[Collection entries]
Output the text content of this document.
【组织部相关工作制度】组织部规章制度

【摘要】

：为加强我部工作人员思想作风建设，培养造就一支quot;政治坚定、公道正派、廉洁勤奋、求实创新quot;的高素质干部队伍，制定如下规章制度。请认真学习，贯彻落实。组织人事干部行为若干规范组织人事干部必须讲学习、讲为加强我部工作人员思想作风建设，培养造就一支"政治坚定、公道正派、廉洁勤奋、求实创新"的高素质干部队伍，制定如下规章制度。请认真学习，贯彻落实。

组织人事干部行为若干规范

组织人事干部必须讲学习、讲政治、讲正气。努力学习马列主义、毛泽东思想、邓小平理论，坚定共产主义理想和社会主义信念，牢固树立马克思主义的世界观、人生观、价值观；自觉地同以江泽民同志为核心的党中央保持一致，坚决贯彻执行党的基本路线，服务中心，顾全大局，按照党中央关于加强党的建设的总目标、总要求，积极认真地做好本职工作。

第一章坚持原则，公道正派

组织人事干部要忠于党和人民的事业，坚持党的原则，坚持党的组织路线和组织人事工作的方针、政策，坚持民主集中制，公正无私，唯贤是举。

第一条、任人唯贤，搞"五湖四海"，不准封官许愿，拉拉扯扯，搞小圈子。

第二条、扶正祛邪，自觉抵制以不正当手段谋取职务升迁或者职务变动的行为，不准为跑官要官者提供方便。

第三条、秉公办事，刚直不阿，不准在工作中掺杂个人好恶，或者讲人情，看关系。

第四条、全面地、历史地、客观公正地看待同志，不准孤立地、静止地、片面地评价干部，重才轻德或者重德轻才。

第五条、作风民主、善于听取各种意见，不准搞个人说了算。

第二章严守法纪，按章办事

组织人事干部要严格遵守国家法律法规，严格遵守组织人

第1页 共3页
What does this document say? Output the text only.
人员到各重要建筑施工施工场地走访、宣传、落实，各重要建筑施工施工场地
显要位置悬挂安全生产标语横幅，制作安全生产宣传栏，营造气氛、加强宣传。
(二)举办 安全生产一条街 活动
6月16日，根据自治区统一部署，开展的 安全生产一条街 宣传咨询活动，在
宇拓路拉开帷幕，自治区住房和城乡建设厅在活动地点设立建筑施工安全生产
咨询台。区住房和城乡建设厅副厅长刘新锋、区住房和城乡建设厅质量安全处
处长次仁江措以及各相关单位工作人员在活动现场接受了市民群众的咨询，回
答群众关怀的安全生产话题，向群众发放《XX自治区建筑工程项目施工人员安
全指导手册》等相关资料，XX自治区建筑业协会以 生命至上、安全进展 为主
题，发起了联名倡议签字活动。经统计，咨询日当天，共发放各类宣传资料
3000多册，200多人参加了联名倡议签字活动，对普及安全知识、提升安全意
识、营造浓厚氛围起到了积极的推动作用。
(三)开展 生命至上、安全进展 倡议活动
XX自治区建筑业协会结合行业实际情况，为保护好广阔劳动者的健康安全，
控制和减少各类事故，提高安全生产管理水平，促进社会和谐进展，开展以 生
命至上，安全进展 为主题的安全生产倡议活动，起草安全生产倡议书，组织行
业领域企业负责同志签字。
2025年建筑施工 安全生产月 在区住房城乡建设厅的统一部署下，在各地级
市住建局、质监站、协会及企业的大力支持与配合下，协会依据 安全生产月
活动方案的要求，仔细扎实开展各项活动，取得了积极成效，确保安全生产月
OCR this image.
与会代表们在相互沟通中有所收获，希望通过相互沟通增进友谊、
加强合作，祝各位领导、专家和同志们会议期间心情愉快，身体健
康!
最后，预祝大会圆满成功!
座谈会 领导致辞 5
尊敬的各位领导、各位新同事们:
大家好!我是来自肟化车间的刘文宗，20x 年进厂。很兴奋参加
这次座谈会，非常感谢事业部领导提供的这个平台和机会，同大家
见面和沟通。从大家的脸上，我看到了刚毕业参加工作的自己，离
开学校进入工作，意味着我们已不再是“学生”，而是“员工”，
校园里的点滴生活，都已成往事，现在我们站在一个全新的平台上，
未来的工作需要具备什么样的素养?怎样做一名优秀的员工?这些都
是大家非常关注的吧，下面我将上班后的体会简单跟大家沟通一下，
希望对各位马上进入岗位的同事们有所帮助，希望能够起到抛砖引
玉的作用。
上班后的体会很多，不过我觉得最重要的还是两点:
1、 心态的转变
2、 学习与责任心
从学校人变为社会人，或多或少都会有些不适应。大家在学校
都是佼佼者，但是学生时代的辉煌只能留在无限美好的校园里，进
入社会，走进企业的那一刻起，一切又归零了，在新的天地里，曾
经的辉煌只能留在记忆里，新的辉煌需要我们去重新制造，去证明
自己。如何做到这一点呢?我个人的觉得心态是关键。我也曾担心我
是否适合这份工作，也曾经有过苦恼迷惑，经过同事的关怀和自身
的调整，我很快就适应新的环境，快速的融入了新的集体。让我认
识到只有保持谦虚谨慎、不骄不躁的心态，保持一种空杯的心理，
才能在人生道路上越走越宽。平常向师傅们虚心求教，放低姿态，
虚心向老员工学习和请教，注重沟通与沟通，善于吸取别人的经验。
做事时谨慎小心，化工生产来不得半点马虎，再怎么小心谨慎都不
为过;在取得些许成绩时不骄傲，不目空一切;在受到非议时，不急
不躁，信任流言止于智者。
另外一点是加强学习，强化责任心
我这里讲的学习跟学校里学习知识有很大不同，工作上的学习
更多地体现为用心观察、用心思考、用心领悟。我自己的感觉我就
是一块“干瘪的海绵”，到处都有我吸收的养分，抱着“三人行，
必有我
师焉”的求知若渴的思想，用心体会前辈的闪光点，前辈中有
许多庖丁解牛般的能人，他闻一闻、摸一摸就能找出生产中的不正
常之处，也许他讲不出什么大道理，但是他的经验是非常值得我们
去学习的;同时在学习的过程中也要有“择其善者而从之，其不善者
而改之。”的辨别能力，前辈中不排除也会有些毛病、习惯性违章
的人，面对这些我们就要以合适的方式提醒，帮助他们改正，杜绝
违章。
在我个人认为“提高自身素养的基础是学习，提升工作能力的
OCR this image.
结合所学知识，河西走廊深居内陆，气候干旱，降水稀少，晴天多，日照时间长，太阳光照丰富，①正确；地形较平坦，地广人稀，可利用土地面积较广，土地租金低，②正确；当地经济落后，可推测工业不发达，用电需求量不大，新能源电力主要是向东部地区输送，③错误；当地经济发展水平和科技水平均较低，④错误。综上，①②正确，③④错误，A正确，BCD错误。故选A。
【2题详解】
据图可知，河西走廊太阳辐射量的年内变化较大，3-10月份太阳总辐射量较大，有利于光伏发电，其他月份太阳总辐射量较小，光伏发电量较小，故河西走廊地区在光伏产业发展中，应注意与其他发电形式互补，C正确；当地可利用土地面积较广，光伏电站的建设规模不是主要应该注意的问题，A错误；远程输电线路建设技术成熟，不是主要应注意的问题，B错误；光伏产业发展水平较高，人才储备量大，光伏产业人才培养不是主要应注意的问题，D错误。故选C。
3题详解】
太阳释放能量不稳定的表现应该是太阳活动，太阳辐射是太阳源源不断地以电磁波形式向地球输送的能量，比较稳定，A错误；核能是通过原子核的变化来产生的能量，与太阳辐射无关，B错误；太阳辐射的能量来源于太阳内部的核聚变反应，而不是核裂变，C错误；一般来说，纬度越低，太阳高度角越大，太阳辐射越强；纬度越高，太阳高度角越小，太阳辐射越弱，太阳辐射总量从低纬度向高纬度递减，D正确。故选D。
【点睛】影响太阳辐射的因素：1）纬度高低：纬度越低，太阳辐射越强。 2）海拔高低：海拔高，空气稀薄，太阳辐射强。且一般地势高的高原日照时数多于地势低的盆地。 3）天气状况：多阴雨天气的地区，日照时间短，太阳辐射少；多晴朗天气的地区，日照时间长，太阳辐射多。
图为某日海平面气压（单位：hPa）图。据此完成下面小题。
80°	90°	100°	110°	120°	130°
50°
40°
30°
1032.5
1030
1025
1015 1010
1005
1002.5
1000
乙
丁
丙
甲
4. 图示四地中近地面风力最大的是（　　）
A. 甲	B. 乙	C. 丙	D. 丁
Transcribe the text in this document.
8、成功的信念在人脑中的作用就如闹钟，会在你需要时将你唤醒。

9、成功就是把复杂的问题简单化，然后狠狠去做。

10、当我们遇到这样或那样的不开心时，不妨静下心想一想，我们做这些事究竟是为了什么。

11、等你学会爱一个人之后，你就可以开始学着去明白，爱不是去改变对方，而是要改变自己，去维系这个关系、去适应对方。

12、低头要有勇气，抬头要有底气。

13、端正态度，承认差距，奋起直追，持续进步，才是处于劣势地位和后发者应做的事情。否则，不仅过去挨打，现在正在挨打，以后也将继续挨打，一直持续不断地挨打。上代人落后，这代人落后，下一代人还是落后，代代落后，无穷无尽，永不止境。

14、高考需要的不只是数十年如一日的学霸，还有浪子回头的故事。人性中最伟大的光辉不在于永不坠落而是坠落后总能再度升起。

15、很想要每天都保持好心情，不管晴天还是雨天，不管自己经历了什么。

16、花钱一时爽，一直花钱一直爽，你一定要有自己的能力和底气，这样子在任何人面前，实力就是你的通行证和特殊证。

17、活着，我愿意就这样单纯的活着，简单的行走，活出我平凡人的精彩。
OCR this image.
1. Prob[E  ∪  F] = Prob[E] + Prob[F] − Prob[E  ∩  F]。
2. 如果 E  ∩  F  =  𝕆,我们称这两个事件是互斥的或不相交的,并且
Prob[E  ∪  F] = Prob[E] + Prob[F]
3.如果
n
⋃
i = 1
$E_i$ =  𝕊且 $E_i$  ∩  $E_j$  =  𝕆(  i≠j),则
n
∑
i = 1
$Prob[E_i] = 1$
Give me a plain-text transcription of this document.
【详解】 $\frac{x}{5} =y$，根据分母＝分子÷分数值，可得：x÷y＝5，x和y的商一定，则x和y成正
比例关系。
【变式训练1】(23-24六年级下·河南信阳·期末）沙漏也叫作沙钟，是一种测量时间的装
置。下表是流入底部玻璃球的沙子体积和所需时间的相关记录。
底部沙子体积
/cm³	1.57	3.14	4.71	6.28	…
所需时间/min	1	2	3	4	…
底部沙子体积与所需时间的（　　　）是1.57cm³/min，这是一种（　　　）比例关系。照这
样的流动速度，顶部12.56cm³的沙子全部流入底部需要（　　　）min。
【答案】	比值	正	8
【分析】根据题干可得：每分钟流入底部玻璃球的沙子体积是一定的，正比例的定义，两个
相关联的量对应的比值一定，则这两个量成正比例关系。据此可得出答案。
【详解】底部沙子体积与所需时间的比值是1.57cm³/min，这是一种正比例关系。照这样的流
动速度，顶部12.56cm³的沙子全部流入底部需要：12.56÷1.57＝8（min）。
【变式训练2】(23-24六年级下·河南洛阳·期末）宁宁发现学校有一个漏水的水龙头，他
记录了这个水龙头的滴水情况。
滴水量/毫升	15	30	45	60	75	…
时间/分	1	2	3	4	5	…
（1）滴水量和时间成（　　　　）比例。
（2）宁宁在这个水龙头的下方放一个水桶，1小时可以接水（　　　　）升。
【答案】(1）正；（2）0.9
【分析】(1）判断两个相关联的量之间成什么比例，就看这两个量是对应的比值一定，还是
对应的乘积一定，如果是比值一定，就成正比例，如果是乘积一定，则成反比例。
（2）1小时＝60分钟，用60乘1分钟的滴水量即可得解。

Instructions to follow: Show all lines in the entries above where the word "Output" appears.

Response:
Output the text content of this document.
What does this document say? Output the text only.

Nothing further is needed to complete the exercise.